§ **What you will do**
Can you transcribe every line exactly and leave the pictures behind?

§ **Source records**
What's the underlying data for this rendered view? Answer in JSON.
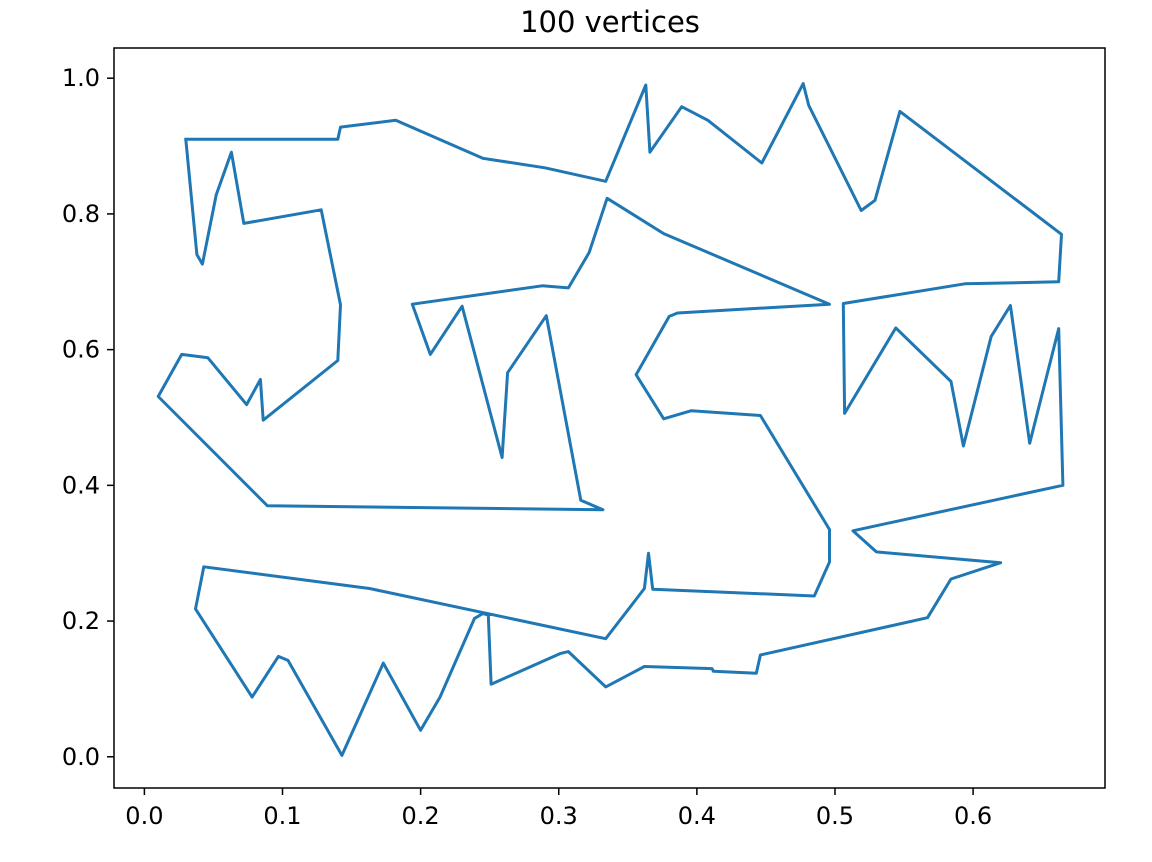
{
  "chart_data": {
    "type": "line",
    "title": "100 vertices",
    "xlabel": "",
    "ylabel": "",
    "xlim": [
      -0.022,
      0.6955
    ],
    "ylim": [
      -0.046,
      1.0445
    ],
    "xticks": [
      0.0,
      0.1,
      0.2,
      0.3,
      0.4,
      0.5,
      0.6
    ],
    "xtick_labels": [
      "0.0",
      "0.1",
      "0.2",
      "0.3",
      "0.4",
      "0.5",
      "0.6"
    ],
    "yticks": [
      0.0,
      0.2,
      0.4,
      0.6,
      0.8,
      1.0
    ],
    "ytick_labels": [
      "0.0",
      "0.2",
      "0.4",
      "0.6",
      "0.8",
      "1.0"
    ],
    "grid": false,
    "line_color": "#1f77b4",
    "series": [
      {
        "x": [
          0.03,
          0.14,
          0.142,
          0.182,
          0.245,
          0.29,
          0.334,
          0.363,
          0.366,
          0.389,
          0.408,
          0.447,
          0.477,
          0.481,
          0.519,
          0.529,
          0.547,
          0.664,
          0.662,
          0.594,
          0.506,
          0.507,
          0.544,
          0.584,
          0.593,
          0.613,
          0.627,
          0.641,
          0.662,
          0.665,
          0.513,
          0.53,
          0.62,
          0.584,
          0.567,
          0.446,
          0.443,
          0.412,
          0.411,
          0.362,
          0.334,
          0.307,
          0.301,
          0.251,
          0.249,
          0.245,
          0.239,
          0.214,
          0.2,
          0.173,
          0.143,
          0.104,
          0.097,
          0.078,
          0.037,
          0.043,
          0.163,
          0.334,
          0.362,
          0.365,
          0.368,
          0.485,
          0.496,
          0.496,
          0.446,
          0.396,
          0.376,
          0.356,
          0.38,
          0.386,
          0.496,
          0.376,
          0.335,
          0.322,
          0.307,
          0.288,
          0.194,
          0.207,
          0.23,
          0.259,
          0.263,
          0.291,
          0.316,
          0.332,
          0.089,
          0.01,
          0.027,
          0.046,
          0.074,
          0.084,
          0.086,
          0.14,
          0.142,
          0.128,
          0.072,
          0.063,
          0.052,
          0.042,
          0.038,
          0.03
        ],
        "y": [
          0.91,
          0.91,
          0.928,
          0.938,
          0.882,
          0.868,
          0.848,
          0.99,
          0.891,
          0.958,
          0.938,
          0.875,
          0.992,
          0.96,
          0.805,
          0.82,
          0.951,
          0.77,
          0.7,
          0.697,
          0.668,
          0.506,
          0.632,
          0.553,
          0.458,
          0.619,
          0.665,
          0.462,
          0.631,
          0.4,
          0.333,
          0.302,
          0.286,
          0.262,
          0.205,
          0.15,
          0.123,
          0.126,
          0.13,
          0.133,
          0.103,
          0.155,
          0.152,
          0.107,
          0.209,
          0.211,
          0.204,
          0.088,
          0.039,
          0.138,
          0.002,
          0.142,
          0.148,
          0.088,
          0.218,
          0.28,
          0.248,
          0.174,
          0.248,
          0.3,
          0.247,
          0.237,
          0.287,
          0.335,
          0.503,
          0.51,
          0.498,
          0.563,
          0.649,
          0.654,
          0.667,
          0.771,
          0.823,
          0.743,
          0.691,
          0.694,
          0.667,
          0.593,
          0.664,
          0.441,
          0.566,
          0.65,
          0.378,
          0.364,
          0.37,
          0.531,
          0.593,
          0.588,
          0.519,
          0.556,
          0.496,
          0.584,
          0.666,
          0.806,
          0.786,
          0.891,
          0.828,
          0.726,
          0.74,
          0.91
        ]
      }
    ]
  }
}
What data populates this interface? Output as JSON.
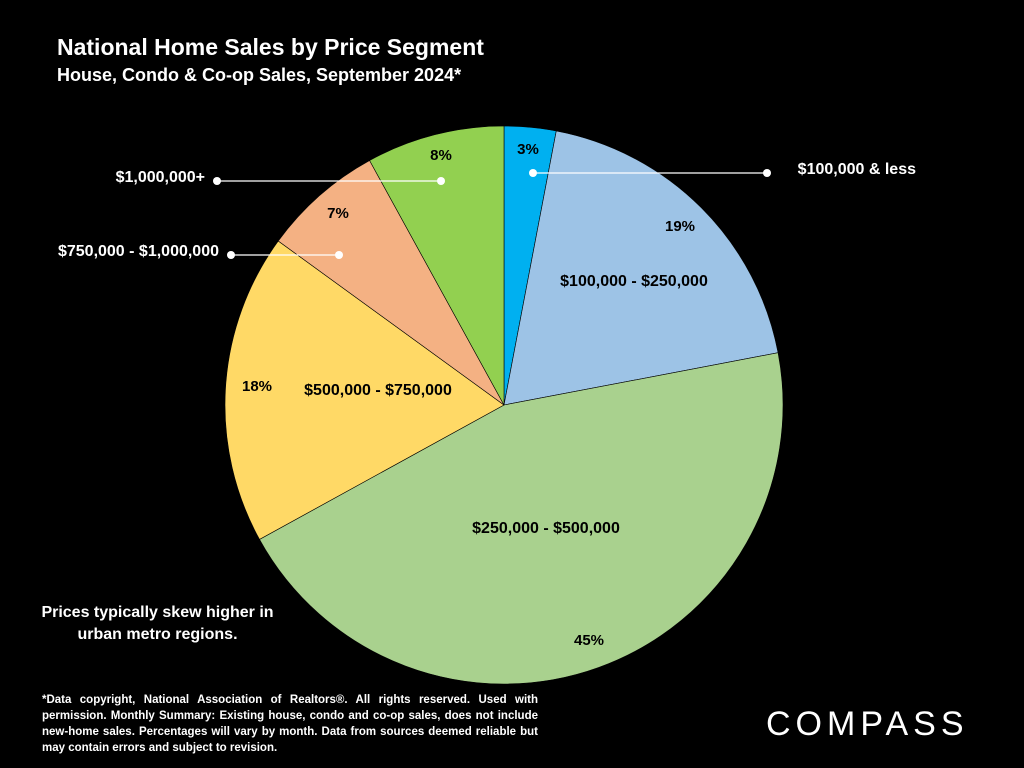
{
  "chart_data": {
    "type": "pie",
    "title": "National Home Sales by Price Segment",
    "subtitle": "House, Condo & Co-op Sales, September 2024*",
    "slices": [
      {
        "label": "$100,000 & less",
        "value": 3,
        "pct_label": "3%",
        "color": "#00B0F0"
      },
      {
        "label": "$100,000 - $250,000",
        "value": 19,
        "pct_label": "19%",
        "color": "#9DC3E6"
      },
      {
        "label": "$250,000 - $500,000",
        "value": 45,
        "pct_label": "45%",
        "color": "#A9D18E"
      },
      {
        "label": "$500,000 - $750,000",
        "value": 18,
        "pct_label": "18%",
        "color": "#FFD966"
      },
      {
        "label": "$750,000 - $1,000,000",
        "value": 7,
        "pct_label": "7%",
        "color": "#F4B183"
      },
      {
        "label": "$1,000,000+",
        "value": 8,
        "pct_label": "8%",
        "color": "#92D050"
      }
    ]
  },
  "note": "Prices typically skew higher in urban metro regions.",
  "footnote": "*Data copyright, National Association of Realtors®. All rights reserved. Used with permission. Monthly Summary:  Existing house, condo and co-op sales, does not include new-home sales. Percentages will vary by month. Data from sources deemed reliable but may contain errors and subject to revision.",
  "logo": "COMPASS"
}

§ **Problem solution**
What's the underlying data for this rendered view? Answer in JSON.
{
  "chart_data": {
    "type": "line",
    "title": "100 vertices",
    "xlabel": "",
    "ylabel": "",
    "xlim": [
      -0.022,
      0.6955
    ],
    "ylim": [
      -0.046,
      1.0445
    ],
    "xticks": [
      0.0,
      0.1,
      0.2,
      0.3,
      0.4,
      0.5,
      0.6
    ],
    "xtick_labels": [
      "0.0",
      "0.1",
      "0.2",
      "0.3",
      "0.4",
      "0.5",
      "0.6"
    ],
    "yticks": [
      0.0,
      0.2,
      0.4,
      0.6,
      0.8,
      1.0
    ],
    "ytick_labels": [
      "0.0",
      "0.2",
      "0.4",
      "0.6",
      "0.8",
      "1.0"
    ],
    "grid": false,
    "line_color": "#1f77b4",
    "series": [
      {
        "x": [
          0.03,
          0.14,
          0.142,
          0.182,
          0.245,
          0.29,
          0.334,
          0.363,
          0.366,
          0.389,
          0.408,
          0.447,
          0.477,
          0.481,
          0.519,
          0.529,
          0.547,
          0.664,
          0.662,
          0.594,
          0.506,
          0.507,
          0.544,
          0.584,
          0.593,
          0.613,
          0.627,
          0.641,
          0.662,
          0.665,
          0.513,
          0.53,
          0.62,
          0.584,
          0.567,
          0.446,
          0.443,
          0.412,
          0.411,
          0.362,
          0.334,
          0.307,
          0.301,
          0.251,
          0.249,
          0.245,
          0.239,
          0.214,
          0.2,
          0.173,
          0.143,
          0.104,
          0.097,
          0.078,
          0.037,
          0.043,
          0.163,
          0.334,
          0.362,
          0.365,
          0.368,
          0.485,
          0.496,
          0.496,
          0.446,
          0.396,
          0.376,
          0.356,
          0.38,
          0.386,
          0.496,
          0.376,
          0.335,
          0.322,
          0.307,
          0.288,
          0.194,
          0.207,
          0.23,
          0.259,
          0.263,
          0.291,
          0.316,
          0.332,
          0.089,
          0.01,
          0.027,
          0.046,
          0.074,
          0.084,
          0.086,
          0.14,
          0.142,
          0.128,
          0.072,
          0.063,
          0.052,
          0.042,
          0.038,
          0.03
        ],
        "y": [
          0.91,
          0.91,
          0.928,
          0.938,
          0.882,
          0.868,
          0.848,
          0.99,
          0.891,
          0.958,
          0.938,
          0.875,
          0.992,
          0.96,
          0.805,
          0.82,
          0.951,
          0.77,
          0.7,
          0.697,
          0.668,
          0.506,
          0.632,
          0.553,
          0.458,
          0.619,
          0.665,
          0.462,
          0.631,
          0.4,
          0.333,
          0.302,
          0.286,
          0.262,
          0.205,
          0.15,
          0.123,
          0.126,
          0.13,
          0.133,
          0.103,
          0.155,
          0.152,
          0.107,
          0.209,
          0.211,
          0.204,
          0.088,
          0.039,
          0.138,
          0.002,
          0.142,
          0.148,
          0.088,
          0.218,
          0.28,
          0.248,
          0.174,
          0.248,
          0.3,
          0.247,
          0.237,
          0.287,
          0.335,
          0.503,
          0.51,
          0.498,
          0.563,
          0.649,
          0.654,
          0.667,
          0.771,
          0.823,
          0.743,
          0.691,
          0.694,
          0.667,
          0.593,
          0.664,
          0.441,
          0.566,
          0.65,
          0.378,
          0.364,
          0.37,
          0.531,
          0.593,
          0.588,
          0.519,
          0.556,
          0.496,
          0.584,
          0.666,
          0.806,
          0.786,
          0.891,
          0.828,
          0.726,
          0.74,
          0.91
        ]
      }
    ]
  }
}
What data populates this interface? Output as JSON.
{
  "chart_data": {
    "type": "pie",
    "title": "National Home Sales by Price Segment",
    "subtitle": "House, Condo & Co-op Sales, September 2024*",
    "slices": [
      {
        "label": "$100,000 & less",
        "value": 3,
        "pct_label": "3%",
        "color": "#00B0F0"
      },
      {
        "label": "$100,000 - $250,000",
        "value": 19,
        "pct_label": "19%",
        "color": "#9DC3E6"
      },
      {
        "label": "$250,000 - $500,000",
        "value": 45,
        "pct_label": "45%",
        "color": "#A9D18E"
      },
      {
        "label": "$500,000 - $750,000",
        "value": 18,
        "pct_label": "18%",
        "color": "#FFD966"
      },
      {
        "label": "$750,000 - $1,000,000",
        "value": 7,
        "pct_label": "7%",
        "color": "#F4B183"
      },
      {
        "label": "$1,000,000+",
        "value": 8,
        "pct_label": "8%",
        "color": "#92D050"
      }
    ]
  },
  "note": "Prices typically skew higher in urban metro regions.",
  "footnote": "*Data copyright, National Association of Realtors®. All rights reserved. Used with permission. Monthly Summary:  Existing house, condo and co-op sales, does not include new-home sales. Percentages will vary by month. Data from sources deemed reliable but may contain errors and subject to revision.",
  "logo": "COMPASS"
}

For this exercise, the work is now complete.